→ PROBLEM DESCRIPTION
Count every line of these entries that holds the word "name", and reply with the number only.

Rows from a figure dataset
══════
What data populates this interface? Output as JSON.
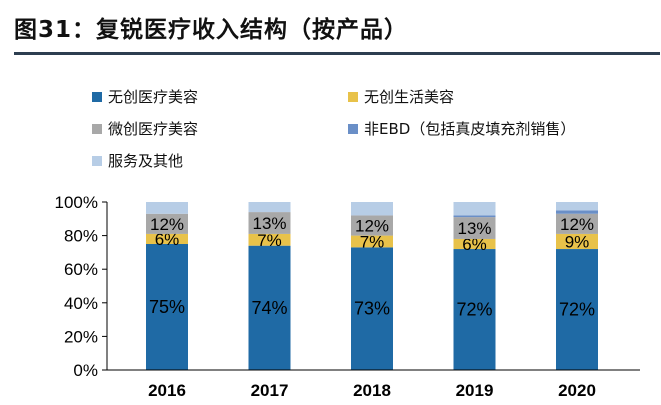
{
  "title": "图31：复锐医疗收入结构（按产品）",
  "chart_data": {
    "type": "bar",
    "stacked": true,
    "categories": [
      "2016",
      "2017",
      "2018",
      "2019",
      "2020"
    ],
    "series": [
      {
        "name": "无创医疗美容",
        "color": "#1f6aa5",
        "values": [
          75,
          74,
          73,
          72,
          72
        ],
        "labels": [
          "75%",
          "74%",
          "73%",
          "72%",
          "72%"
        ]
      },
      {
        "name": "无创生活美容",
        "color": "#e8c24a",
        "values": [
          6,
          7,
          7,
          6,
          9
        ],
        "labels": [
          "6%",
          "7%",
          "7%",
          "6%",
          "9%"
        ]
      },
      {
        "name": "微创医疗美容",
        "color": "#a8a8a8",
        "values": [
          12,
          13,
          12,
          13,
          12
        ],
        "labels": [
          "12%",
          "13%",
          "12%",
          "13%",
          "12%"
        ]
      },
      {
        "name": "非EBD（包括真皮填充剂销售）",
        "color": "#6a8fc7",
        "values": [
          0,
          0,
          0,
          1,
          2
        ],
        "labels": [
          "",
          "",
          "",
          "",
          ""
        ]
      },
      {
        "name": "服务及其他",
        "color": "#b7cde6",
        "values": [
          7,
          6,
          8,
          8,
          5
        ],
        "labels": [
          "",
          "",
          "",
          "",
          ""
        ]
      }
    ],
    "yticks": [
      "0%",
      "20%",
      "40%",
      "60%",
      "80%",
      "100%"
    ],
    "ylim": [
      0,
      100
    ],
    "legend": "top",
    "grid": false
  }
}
══════
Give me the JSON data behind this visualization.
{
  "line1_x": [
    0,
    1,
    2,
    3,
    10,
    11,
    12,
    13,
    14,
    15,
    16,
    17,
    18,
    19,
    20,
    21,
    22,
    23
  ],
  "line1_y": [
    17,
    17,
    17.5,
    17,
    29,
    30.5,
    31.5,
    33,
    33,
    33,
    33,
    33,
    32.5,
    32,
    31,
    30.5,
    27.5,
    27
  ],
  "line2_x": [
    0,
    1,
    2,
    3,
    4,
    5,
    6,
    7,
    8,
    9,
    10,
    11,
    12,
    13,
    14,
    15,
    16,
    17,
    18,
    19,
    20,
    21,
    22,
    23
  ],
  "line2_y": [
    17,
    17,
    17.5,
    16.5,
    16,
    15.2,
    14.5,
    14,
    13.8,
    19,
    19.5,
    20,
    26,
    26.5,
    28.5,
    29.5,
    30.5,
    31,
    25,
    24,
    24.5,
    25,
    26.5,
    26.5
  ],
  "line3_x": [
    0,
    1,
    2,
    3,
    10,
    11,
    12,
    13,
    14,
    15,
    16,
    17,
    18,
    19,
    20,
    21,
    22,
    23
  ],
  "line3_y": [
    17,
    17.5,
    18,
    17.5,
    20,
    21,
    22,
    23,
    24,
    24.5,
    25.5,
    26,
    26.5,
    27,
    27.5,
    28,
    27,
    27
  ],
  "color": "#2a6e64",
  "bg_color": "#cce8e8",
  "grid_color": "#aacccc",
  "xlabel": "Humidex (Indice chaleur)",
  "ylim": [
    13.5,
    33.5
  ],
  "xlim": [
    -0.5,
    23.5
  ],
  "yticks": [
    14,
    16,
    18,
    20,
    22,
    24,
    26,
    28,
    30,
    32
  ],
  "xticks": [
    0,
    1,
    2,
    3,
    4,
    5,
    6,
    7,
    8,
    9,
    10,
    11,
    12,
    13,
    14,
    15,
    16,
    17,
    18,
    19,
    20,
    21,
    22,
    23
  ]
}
══════
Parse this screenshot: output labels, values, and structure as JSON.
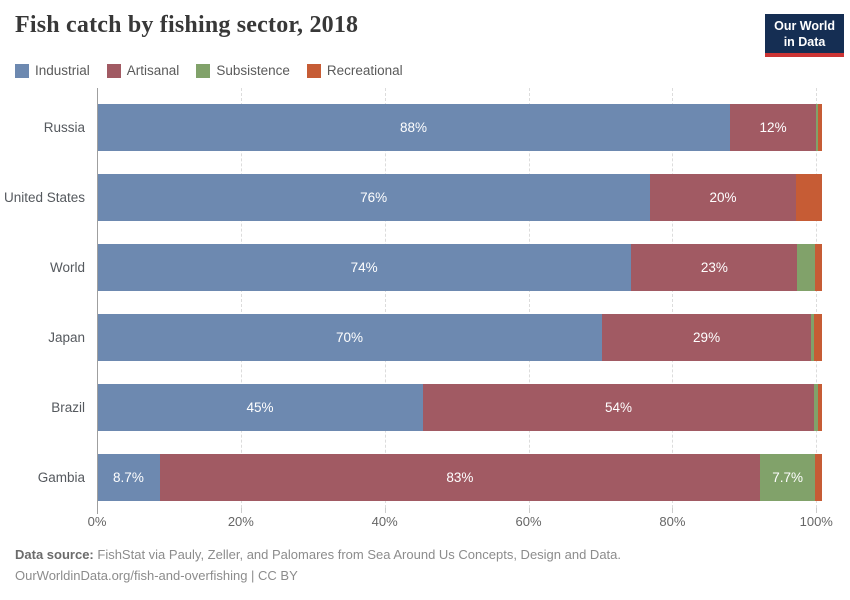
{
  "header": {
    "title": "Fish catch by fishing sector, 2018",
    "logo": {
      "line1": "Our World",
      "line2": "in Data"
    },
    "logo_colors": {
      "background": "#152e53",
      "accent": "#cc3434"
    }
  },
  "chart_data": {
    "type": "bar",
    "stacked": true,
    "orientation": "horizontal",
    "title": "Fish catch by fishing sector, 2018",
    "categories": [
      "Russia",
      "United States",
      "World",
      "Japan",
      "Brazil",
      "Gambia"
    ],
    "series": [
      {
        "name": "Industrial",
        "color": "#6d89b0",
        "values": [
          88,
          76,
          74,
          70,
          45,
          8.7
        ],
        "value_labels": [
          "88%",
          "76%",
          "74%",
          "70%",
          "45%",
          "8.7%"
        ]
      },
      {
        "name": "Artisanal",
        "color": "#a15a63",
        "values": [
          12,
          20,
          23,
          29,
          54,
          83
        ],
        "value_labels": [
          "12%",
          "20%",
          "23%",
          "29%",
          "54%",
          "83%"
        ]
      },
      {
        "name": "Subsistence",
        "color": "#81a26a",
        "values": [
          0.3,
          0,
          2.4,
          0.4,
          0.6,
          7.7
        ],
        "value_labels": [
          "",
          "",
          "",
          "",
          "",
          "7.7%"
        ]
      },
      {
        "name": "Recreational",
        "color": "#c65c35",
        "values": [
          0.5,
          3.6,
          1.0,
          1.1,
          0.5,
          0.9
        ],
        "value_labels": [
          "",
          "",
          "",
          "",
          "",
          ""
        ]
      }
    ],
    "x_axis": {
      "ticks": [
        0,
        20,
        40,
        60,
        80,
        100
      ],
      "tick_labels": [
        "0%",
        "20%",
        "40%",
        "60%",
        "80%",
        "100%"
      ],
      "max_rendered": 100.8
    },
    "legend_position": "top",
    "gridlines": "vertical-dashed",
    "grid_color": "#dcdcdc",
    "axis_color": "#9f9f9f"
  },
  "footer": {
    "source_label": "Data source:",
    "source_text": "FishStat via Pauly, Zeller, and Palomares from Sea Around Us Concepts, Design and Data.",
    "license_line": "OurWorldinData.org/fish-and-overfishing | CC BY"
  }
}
══════
→ RESULT OF THIS TASK
9